> [SHORT EXERCISE]
Search the material and gather each line with "chart" in it.

> [Data excerpts]
■ ■ ■ ■ ■

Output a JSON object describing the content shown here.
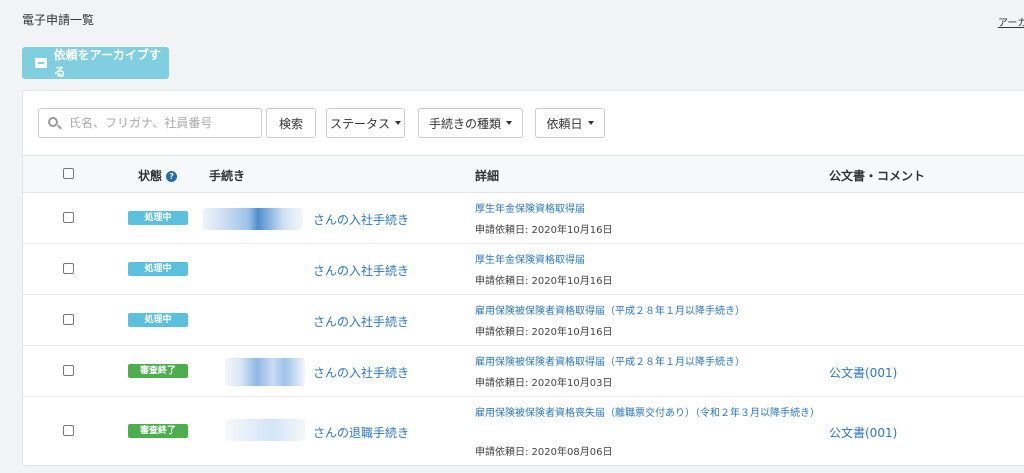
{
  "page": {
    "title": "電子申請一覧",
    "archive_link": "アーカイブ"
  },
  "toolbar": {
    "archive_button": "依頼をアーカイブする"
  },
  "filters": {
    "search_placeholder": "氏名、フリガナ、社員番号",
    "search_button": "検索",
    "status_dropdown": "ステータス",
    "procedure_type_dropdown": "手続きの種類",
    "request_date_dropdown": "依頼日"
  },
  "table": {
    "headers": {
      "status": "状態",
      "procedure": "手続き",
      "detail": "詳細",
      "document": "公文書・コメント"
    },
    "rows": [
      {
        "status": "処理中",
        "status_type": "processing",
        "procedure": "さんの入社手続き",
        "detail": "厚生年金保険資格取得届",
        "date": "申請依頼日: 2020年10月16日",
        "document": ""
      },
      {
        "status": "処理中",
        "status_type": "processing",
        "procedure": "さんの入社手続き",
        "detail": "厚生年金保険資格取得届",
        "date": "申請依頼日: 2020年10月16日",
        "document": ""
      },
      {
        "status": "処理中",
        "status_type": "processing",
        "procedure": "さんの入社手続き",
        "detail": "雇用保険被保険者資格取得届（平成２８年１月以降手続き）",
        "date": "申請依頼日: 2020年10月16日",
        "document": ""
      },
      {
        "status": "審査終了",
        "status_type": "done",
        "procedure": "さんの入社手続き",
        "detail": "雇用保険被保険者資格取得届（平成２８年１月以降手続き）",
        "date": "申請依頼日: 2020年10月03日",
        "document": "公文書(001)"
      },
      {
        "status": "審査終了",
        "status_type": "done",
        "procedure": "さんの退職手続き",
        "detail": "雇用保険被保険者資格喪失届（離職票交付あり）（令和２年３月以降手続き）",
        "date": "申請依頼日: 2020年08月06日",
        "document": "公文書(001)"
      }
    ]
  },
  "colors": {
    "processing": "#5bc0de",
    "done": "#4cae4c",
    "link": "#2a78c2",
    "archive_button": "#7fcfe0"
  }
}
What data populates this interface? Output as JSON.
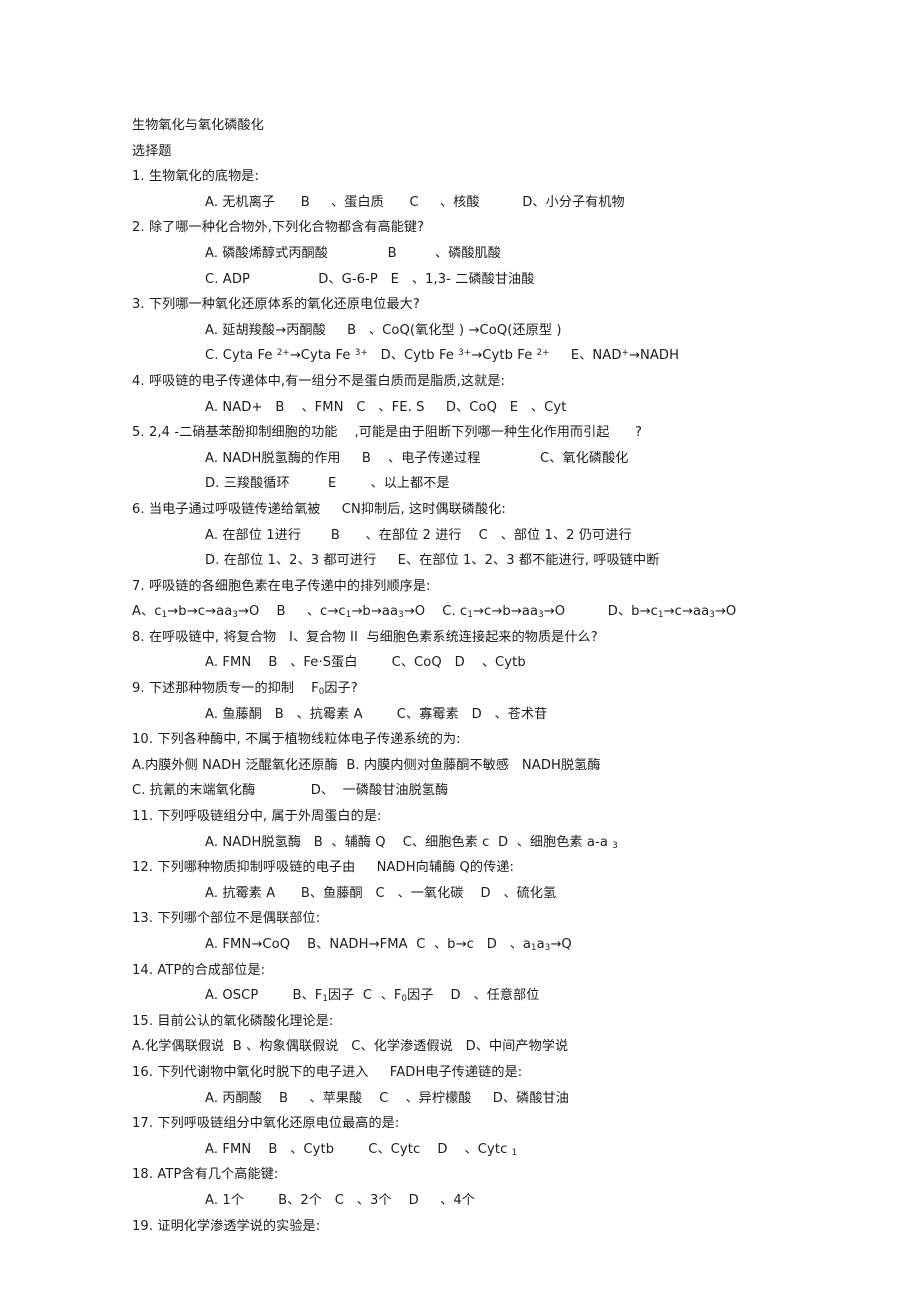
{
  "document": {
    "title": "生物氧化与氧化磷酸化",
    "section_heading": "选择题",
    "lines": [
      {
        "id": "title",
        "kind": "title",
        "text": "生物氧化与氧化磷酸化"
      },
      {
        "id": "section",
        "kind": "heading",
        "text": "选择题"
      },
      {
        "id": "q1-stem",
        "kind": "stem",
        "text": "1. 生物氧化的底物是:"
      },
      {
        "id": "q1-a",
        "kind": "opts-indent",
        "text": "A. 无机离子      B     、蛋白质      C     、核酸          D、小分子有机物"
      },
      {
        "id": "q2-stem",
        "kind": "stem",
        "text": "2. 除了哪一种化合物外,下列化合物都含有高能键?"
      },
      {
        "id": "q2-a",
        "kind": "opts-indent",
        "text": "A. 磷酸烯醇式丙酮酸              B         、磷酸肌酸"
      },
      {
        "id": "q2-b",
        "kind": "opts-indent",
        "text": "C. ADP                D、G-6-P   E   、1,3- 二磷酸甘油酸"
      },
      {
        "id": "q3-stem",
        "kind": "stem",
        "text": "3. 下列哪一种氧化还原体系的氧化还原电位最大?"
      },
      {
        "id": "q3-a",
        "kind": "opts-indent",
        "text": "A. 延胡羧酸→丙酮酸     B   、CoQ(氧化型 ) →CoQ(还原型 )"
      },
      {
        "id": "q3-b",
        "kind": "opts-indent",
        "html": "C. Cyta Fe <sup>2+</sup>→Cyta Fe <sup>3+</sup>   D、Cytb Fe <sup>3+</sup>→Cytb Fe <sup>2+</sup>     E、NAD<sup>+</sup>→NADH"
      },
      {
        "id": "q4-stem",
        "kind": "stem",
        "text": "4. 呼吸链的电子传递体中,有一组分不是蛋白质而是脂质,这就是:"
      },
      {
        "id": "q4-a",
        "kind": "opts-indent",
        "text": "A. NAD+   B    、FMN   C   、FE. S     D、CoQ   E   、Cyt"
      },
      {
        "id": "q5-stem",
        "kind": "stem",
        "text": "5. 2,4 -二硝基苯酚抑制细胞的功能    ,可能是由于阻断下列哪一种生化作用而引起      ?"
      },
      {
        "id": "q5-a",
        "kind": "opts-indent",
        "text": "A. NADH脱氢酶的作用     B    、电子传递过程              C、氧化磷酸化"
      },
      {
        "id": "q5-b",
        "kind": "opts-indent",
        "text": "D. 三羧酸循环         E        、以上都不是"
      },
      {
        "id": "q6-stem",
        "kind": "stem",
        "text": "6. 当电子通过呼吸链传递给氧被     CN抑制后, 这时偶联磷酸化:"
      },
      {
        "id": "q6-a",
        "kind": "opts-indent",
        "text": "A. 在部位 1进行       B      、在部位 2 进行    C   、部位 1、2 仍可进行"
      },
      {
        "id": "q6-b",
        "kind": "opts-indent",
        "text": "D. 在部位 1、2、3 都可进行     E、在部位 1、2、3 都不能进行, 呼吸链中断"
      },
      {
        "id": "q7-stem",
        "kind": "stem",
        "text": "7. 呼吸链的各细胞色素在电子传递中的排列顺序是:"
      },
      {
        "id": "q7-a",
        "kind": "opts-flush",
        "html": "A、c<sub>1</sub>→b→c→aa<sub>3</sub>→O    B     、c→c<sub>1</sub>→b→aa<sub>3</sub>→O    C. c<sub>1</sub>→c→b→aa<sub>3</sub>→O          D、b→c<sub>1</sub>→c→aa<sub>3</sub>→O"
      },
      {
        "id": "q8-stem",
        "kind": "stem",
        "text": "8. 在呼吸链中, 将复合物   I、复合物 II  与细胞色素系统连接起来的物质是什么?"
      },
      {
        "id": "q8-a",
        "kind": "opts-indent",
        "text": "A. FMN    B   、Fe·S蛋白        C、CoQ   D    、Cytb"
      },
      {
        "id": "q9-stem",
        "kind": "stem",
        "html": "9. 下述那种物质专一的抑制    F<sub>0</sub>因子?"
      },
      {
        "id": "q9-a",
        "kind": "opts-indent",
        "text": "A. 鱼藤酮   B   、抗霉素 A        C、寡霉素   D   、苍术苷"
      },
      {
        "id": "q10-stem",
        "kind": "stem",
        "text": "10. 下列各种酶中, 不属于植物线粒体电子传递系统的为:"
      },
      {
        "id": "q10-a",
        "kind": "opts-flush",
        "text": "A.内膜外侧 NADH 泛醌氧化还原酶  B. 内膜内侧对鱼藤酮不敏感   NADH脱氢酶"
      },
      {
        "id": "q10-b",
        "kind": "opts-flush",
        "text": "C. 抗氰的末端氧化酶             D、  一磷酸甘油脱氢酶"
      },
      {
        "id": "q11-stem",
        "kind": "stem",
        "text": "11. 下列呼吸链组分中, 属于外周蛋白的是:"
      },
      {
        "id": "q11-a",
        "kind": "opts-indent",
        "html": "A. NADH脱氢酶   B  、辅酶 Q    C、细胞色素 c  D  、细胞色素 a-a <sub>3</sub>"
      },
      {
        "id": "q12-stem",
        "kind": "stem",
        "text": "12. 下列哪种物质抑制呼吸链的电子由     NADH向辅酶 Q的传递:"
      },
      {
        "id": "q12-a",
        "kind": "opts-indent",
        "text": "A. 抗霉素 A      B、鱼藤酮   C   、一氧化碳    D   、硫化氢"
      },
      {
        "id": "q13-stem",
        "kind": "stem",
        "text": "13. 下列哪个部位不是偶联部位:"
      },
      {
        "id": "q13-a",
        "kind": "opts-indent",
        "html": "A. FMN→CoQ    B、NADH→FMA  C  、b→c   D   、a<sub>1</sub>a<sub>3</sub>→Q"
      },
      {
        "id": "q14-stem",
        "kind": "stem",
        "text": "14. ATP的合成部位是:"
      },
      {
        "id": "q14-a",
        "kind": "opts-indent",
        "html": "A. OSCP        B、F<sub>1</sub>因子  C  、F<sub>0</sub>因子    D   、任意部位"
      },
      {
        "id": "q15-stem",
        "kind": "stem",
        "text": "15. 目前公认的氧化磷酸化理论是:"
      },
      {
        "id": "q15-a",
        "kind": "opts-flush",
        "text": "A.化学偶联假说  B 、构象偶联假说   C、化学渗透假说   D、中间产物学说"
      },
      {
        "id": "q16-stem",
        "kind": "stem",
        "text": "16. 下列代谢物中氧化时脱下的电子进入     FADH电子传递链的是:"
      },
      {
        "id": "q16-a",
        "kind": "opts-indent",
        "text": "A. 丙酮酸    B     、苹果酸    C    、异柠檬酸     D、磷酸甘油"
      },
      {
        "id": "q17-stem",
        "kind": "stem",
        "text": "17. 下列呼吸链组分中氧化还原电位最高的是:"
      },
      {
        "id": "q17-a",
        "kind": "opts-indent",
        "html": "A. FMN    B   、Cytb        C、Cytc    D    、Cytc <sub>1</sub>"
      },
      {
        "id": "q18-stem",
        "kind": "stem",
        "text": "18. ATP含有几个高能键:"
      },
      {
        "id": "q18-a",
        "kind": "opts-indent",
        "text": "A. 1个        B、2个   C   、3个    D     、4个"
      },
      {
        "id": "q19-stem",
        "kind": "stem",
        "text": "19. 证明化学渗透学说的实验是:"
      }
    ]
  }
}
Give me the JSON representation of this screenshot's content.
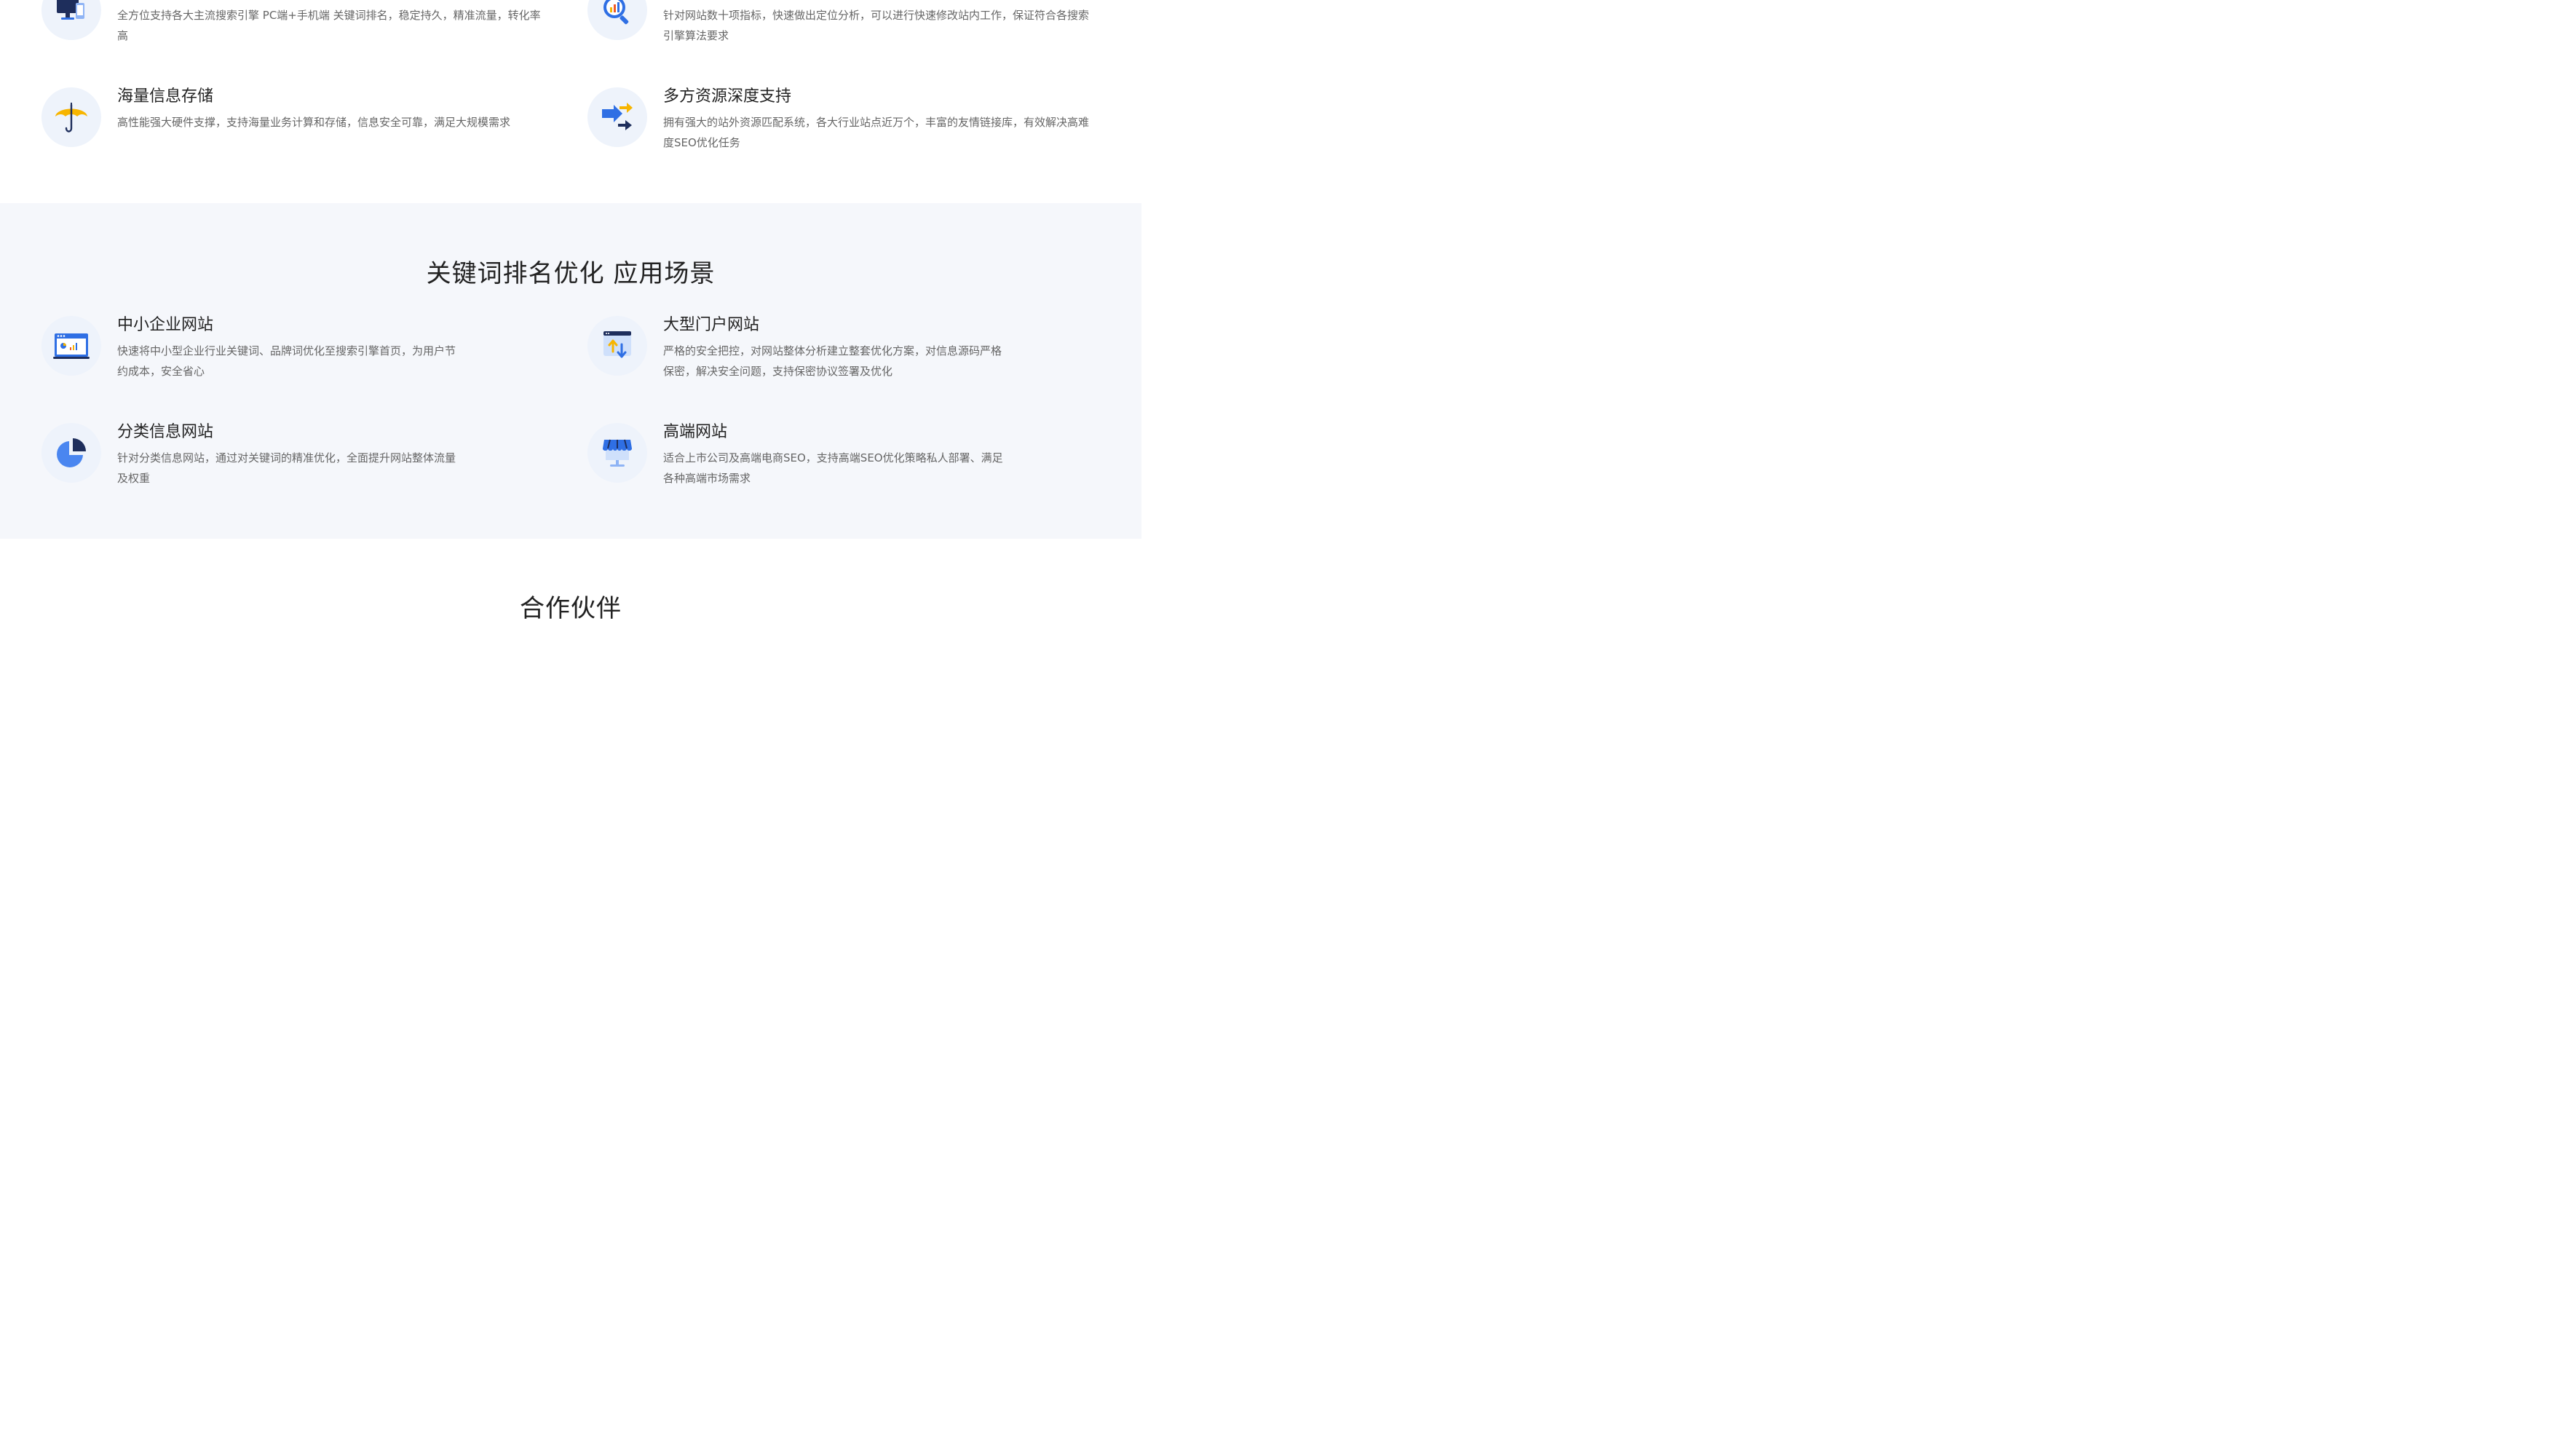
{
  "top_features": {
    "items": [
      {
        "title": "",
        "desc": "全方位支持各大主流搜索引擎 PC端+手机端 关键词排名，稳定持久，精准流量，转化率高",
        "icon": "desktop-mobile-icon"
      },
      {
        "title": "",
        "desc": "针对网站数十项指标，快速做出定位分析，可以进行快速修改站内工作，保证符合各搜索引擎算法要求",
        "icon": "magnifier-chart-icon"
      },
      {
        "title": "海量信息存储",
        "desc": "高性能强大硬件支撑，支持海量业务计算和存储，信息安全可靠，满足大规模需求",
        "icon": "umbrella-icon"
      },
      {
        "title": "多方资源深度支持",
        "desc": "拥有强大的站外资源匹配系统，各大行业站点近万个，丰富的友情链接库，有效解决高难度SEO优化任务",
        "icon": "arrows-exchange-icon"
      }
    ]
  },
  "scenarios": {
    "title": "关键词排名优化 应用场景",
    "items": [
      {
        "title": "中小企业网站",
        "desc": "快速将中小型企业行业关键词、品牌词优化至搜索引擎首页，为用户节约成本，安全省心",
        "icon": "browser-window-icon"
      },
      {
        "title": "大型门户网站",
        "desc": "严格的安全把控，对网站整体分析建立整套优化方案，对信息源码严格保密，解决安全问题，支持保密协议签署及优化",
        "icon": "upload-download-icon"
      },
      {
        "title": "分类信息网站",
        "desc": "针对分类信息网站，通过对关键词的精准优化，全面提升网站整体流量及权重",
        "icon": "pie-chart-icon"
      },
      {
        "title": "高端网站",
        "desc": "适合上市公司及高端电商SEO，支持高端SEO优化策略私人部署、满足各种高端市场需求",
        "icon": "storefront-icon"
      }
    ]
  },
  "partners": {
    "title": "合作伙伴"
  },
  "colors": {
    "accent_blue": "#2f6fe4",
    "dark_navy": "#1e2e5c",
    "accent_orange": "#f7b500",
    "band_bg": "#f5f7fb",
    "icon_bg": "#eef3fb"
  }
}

■ ■ ■ ■ ■

> [FINAL ANSWER]
        "icon": "magnifier-chart-icon"
        "icon": "pie-chart-icon"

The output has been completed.